INFORMATION SUPPLIED ::
----
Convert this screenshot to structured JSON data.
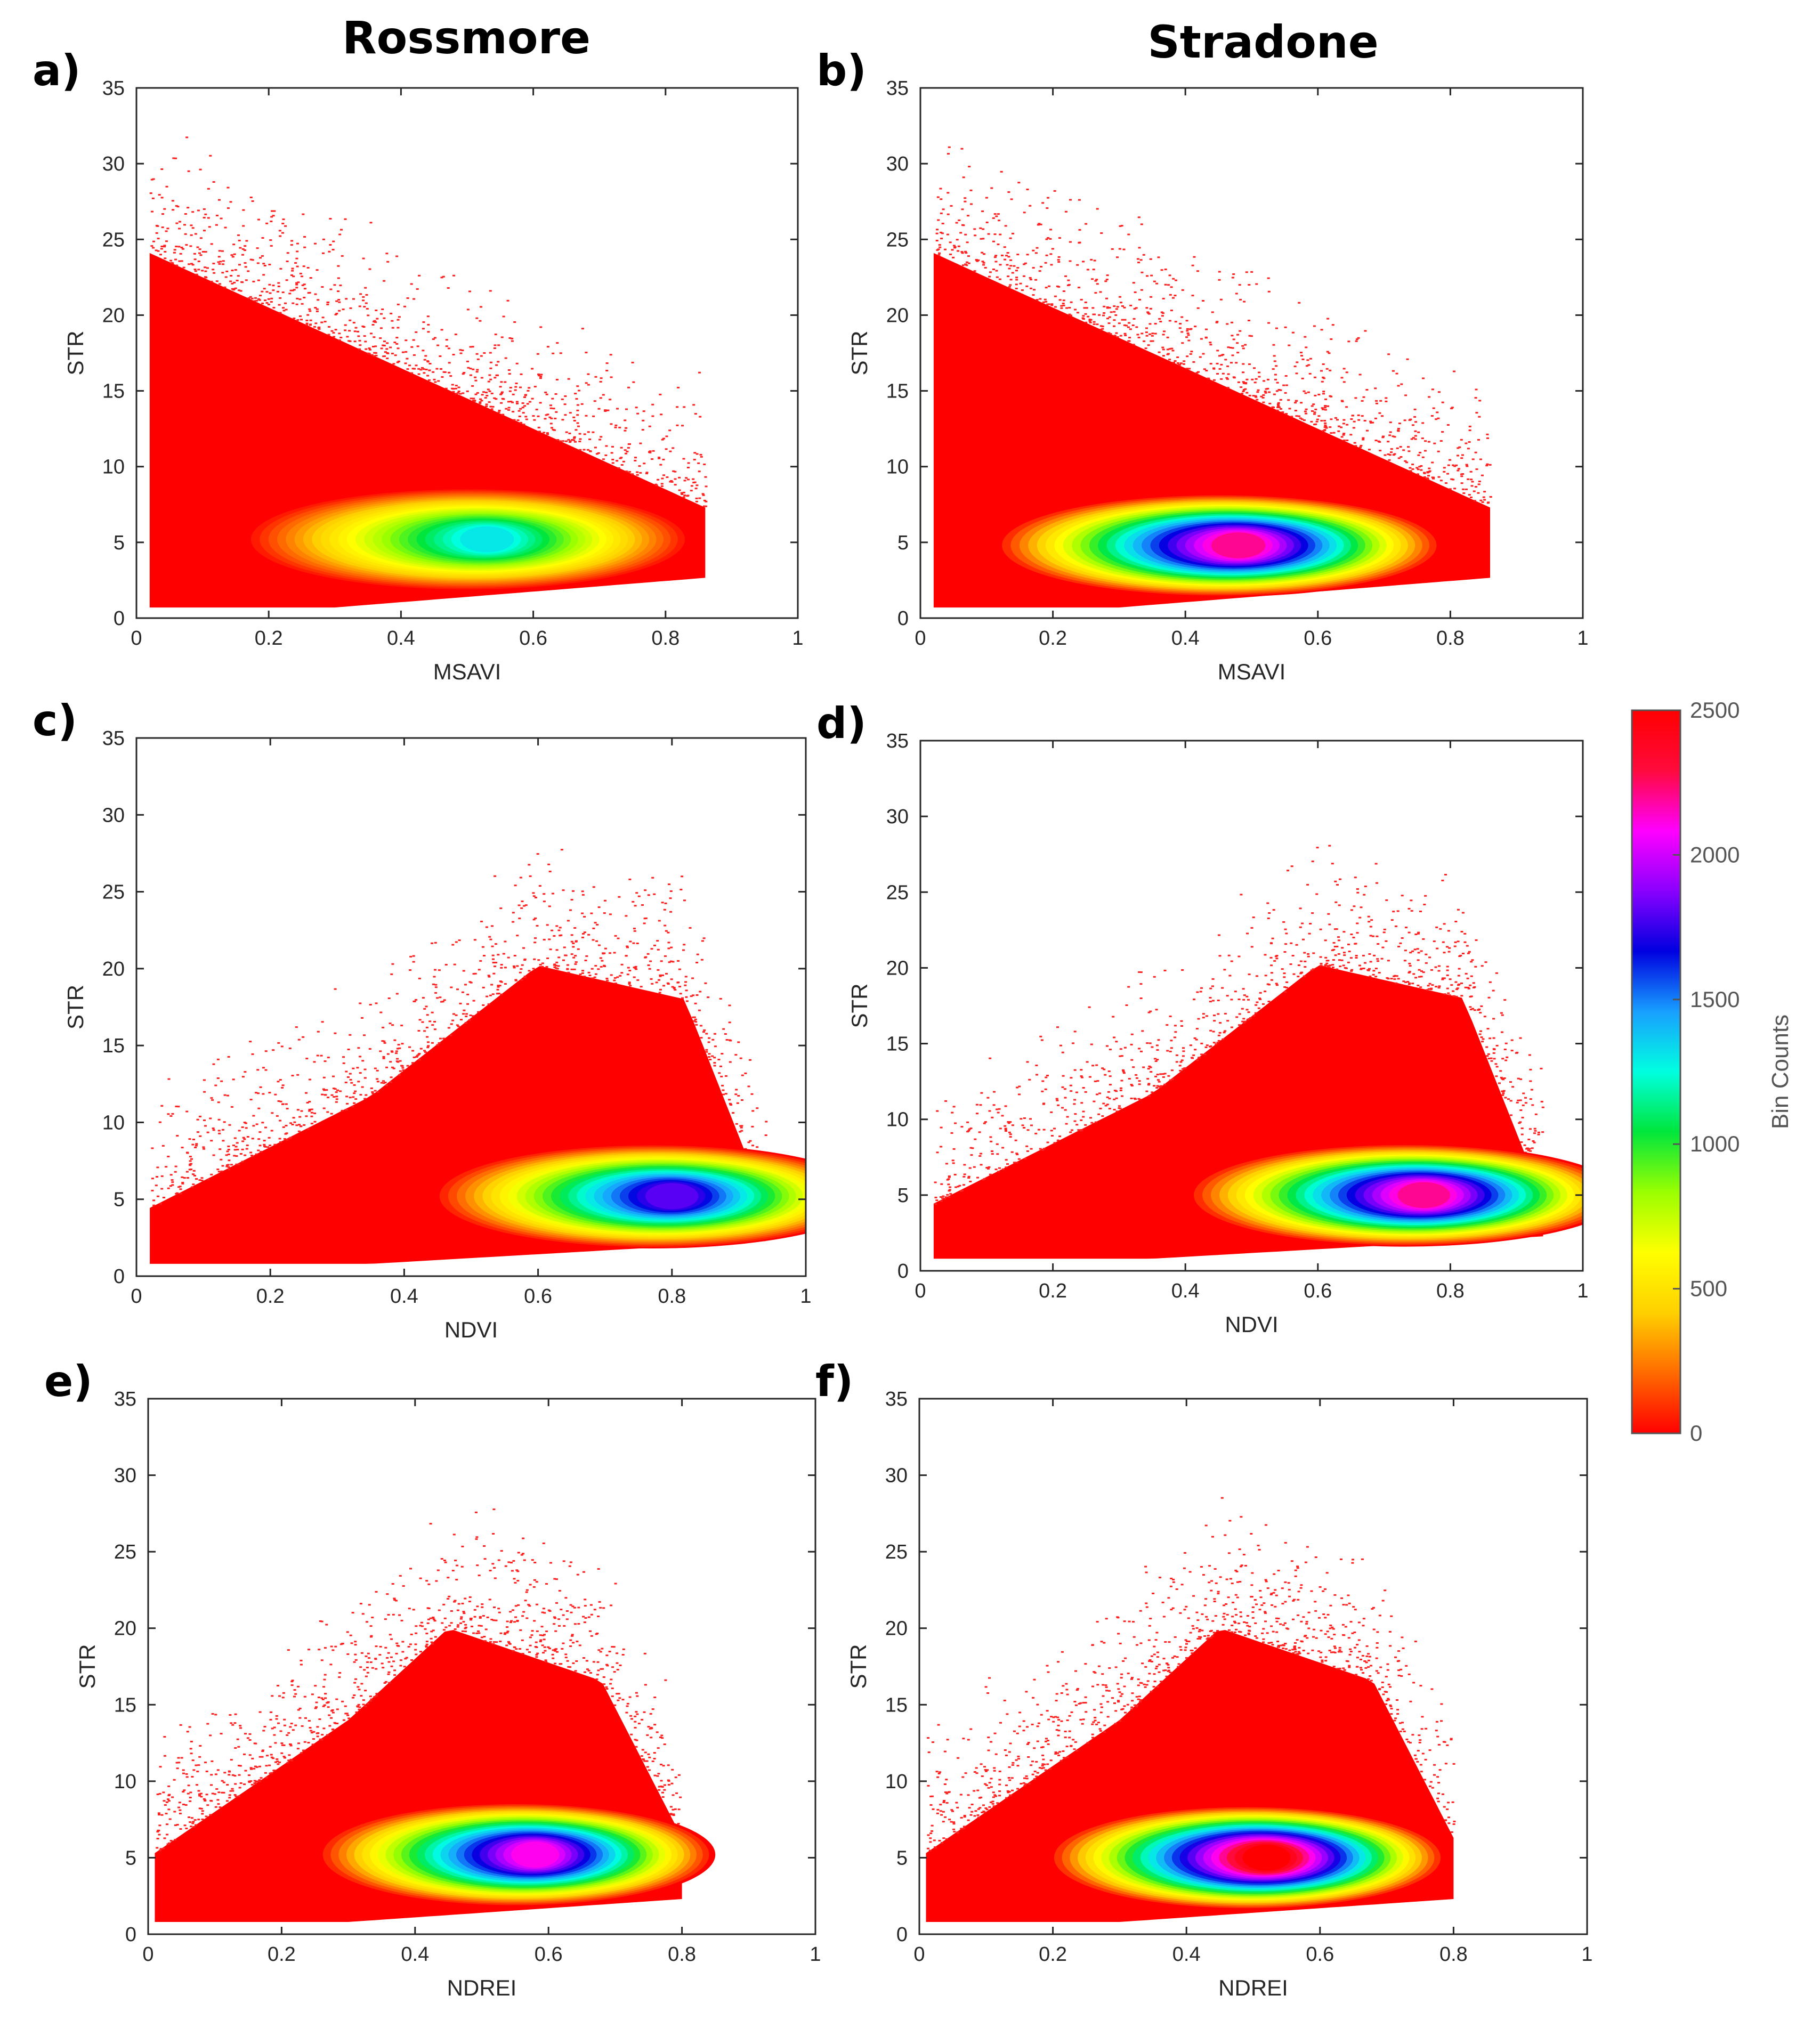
{
  "colors": {
    "colormap": [
      "#ff0000",
      "#ff6a00",
      "#ffd000",
      "#ffff00",
      "#9bff00",
      "#00e63c",
      "#00ffe0",
      "#18a0ff",
      "#0000e0",
      "#8a00ff",
      "#ff00ff",
      "#ff0a3c",
      "#ff0000"
    ],
    "axis": "#262626",
    "background": "#ffffff"
  },
  "figure": {
    "column_titles": [
      "Rossmore",
      "Stradone"
    ]
  },
  "colorbar": {
    "label": "Bin Counts",
    "ticks": [
      "0",
      "500",
      "1000",
      "1500",
      "2000",
      "2500"
    ],
    "range": [
      0,
      2500
    ]
  },
  "chart_data": [
    {
      "panel": "a)",
      "site": "Rossmore",
      "type": "heatmap",
      "xlabel": "MSAVI",
      "ylabel": "STR",
      "xlim": [
        0,
        1
      ],
      "ylim": [
        0,
        35
      ],
      "xticks": [
        "0",
        "0.2",
        "0.4",
        "0.6",
        "0.8",
        "1"
      ],
      "yticks": [
        "0",
        "5",
        "10",
        "15",
        "20",
        "25",
        "30",
        "35"
      ],
      "shape": "msavi",
      "peak_x": 0.53,
      "peak_y": 5.2,
      "peak_count": 1300
    },
    {
      "panel": "b)",
      "site": "Stradone",
      "type": "heatmap",
      "xlabel": "MSAVI",
      "ylabel": "STR",
      "xlim": [
        0,
        1
      ],
      "ylim": [
        0,
        35
      ],
      "xticks": [
        "0",
        "0.2",
        "0.4",
        "0.6",
        "0.8",
        "1"
      ],
      "yticks": [
        "0",
        "5",
        "10",
        "15",
        "20",
        "25",
        "30",
        "35"
      ],
      "shape": "msavi",
      "peak_x": 0.48,
      "peak_y": 4.8,
      "peak_count": 2200
    },
    {
      "panel": "c)",
      "site": "Rossmore",
      "type": "heatmap",
      "xlabel": "NDVI",
      "ylabel": "STR",
      "xlim": [
        0,
        1
      ],
      "ylim": [
        0,
        35
      ],
      "xticks": [
        "0",
        "0.2",
        "0.4",
        "0.6",
        "0.8",
        "1"
      ],
      "yticks": [
        "0",
        "5",
        "10",
        "15",
        "20",
        "25",
        "30",
        "35"
      ],
      "shape": "ndvi",
      "peak_x": 0.8,
      "peak_y": 5.2,
      "peak_count": 1800
    },
    {
      "panel": "d)",
      "site": "Stradone",
      "type": "heatmap",
      "xlabel": "NDVI",
      "ylabel": "STR",
      "xlim": [
        0,
        1
      ],
      "ylim": [
        0,
        35
      ],
      "xticks": [
        "0",
        "0.2",
        "0.4",
        "0.6",
        "0.8",
        "1"
      ],
      "yticks": [
        "0",
        "5",
        "10",
        "15",
        "20",
        "25",
        "30",
        "35"
      ],
      "shape": "ndvi",
      "peak_x": 0.76,
      "peak_y": 5.0,
      "peak_count": 2200
    },
    {
      "panel": "e)",
      "site": "Rossmore",
      "type": "heatmap",
      "xlabel": "NDREI",
      "ylabel": "STR",
      "xlim": [
        0,
        1
      ],
      "ylim": [
        0,
        35
      ],
      "xticks": [
        "0",
        "0.2",
        "0.4",
        "0.6",
        "0.8",
        "1"
      ],
      "yticks": [
        "0",
        "5",
        "10",
        "15",
        "20",
        "25",
        "30",
        "35"
      ],
      "shape": "ndrei",
      "peak_x": 0.58,
      "peak_y": 5.2,
      "peak_count": 2100
    },
    {
      "panel": "f)",
      "site": "Stradone",
      "type": "heatmap",
      "xlabel": "NDREI",
      "ylabel": "STR",
      "xlim": [
        0,
        1
      ],
      "ylim": [
        0,
        35
      ],
      "xticks": [
        "0",
        "0.2",
        "0.4",
        "0.6",
        "0.8",
        "1"
      ],
      "yticks": [
        "0",
        "5",
        "10",
        "15",
        "20",
        "25",
        "30",
        "35"
      ],
      "shape": "ndrei",
      "peak_x": 0.52,
      "peak_y": 5.0,
      "peak_count": 2500
    }
  ]
}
----
WRITTEN REQUEST :: Without the pictures, print the records in full, exactly as they appear.

ANSWER TO THIS EXERCISE ::
Convert this screenshot to structured JSON data.
{
  "colors": {
    "colormap": [
      "#ff0000",
      "#ff6a00",
      "#ffd000",
      "#ffff00",
      "#9bff00",
      "#00e63c",
      "#00ffe0",
      "#18a0ff",
      "#0000e0",
      "#8a00ff",
      "#ff00ff",
      "#ff0a3c",
      "#ff0000"
    ],
    "axis": "#262626",
    "background": "#ffffff"
  },
  "figure": {
    "column_titles": [
      "Rossmore",
      "Stradone"
    ]
  },
  "colorbar": {
    "label": "Bin Counts",
    "ticks": [
      "0",
      "500",
      "1000",
      "1500",
      "2000",
      "2500"
    ],
    "range": [
      0,
      2500
    ]
  },
  "chart_data": [
    {
      "panel": "a)",
      "site": "Rossmore",
      "type": "heatmap",
      "xlabel": "MSAVI",
      "ylabel": "STR",
      "xlim": [
        0,
        1
      ],
      "ylim": [
        0,
        35
      ],
      "xticks": [
        "0",
        "0.2",
        "0.4",
        "0.6",
        "0.8",
        "1"
      ],
      "yticks": [
        "0",
        "5",
        "10",
        "15",
        "20",
        "25",
        "30",
        "35"
      ],
      "shape": "msavi",
      "peak_x": 0.53,
      "peak_y": 5.2,
      "peak_count": 1300
    },
    {
      "panel": "b)",
      "site": "Stradone",
      "type": "heatmap",
      "xlabel": "MSAVI",
      "ylabel": "STR",
      "xlim": [
        0,
        1
      ],
      "ylim": [
        0,
        35
      ],
      "xticks": [
        "0",
        "0.2",
        "0.4",
        "0.6",
        "0.8",
        "1"
      ],
      "yticks": [
        "0",
        "5",
        "10",
        "15",
        "20",
        "25",
        "30",
        "35"
      ],
      "shape": "msavi",
      "peak_x": 0.48,
      "peak_y": 4.8,
      "peak_count": 2200
    },
    {
      "panel": "c)",
      "site": "Rossmore",
      "type": "heatmap",
      "xlabel": "NDVI",
      "ylabel": "STR",
      "xlim": [
        0,
        1
      ],
      "ylim": [
        0,
        35
      ],
      "xticks": [
        "0",
        "0.2",
        "0.4",
        "0.6",
        "0.8",
        "1"
      ],
      "yticks": [
        "0",
        "5",
        "10",
        "15",
        "20",
        "25",
        "30",
        "35"
      ],
      "shape": "ndvi",
      "peak_x": 0.8,
      "peak_y": 5.2,
      "peak_count": 1800
    },
    {
      "panel": "d)",
      "site": "Stradone",
      "type": "heatmap",
      "xlabel": "NDVI",
      "ylabel": "STR",
      "xlim": [
        0,
        1
      ],
      "ylim": [
        0,
        35
      ],
      "xticks": [
        "0",
        "0.2",
        "0.4",
        "0.6",
        "0.8",
        "1"
      ],
      "yticks": [
        "0",
        "5",
        "10",
        "15",
        "20",
        "25",
        "30",
        "35"
      ],
      "shape": "ndvi",
      "peak_x": 0.76,
      "peak_y": 5.0,
      "peak_count": 2200
    },
    {
      "panel": "e)",
      "site": "Rossmore",
      "type": "heatmap",
      "xlabel": "NDREI",
      "ylabel": "STR",
      "xlim": [
        0,
        1
      ],
      "ylim": [
        0,
        35
      ],
      "xticks": [
        "0",
        "0.2",
        "0.4",
        "0.6",
        "0.8",
        "1"
      ],
      "yticks": [
        "0",
        "5",
        "10",
        "15",
        "20",
        "25",
        "30",
        "35"
      ],
      "shape": "ndrei",
      "peak_x": 0.58,
      "peak_y": 5.2,
      "peak_count": 2100
    },
    {
      "panel": "f)",
      "site": "Stradone",
      "type": "heatmap",
      "xlabel": "NDREI",
      "ylabel": "STR",
      "xlim": [
        0,
        1
      ],
      "ylim": [
        0,
        35
      ],
      "xticks": [
        "0",
        "0.2",
        "0.4",
        "0.6",
        "0.8",
        "1"
      ],
      "yticks": [
        "0",
        "5",
        "10",
        "15",
        "20",
        "25",
        "30",
        "35"
      ],
      "shape": "ndrei",
      "peak_x": 0.52,
      "peak_y": 5.0,
      "peak_count": 2500
    }
  ]
}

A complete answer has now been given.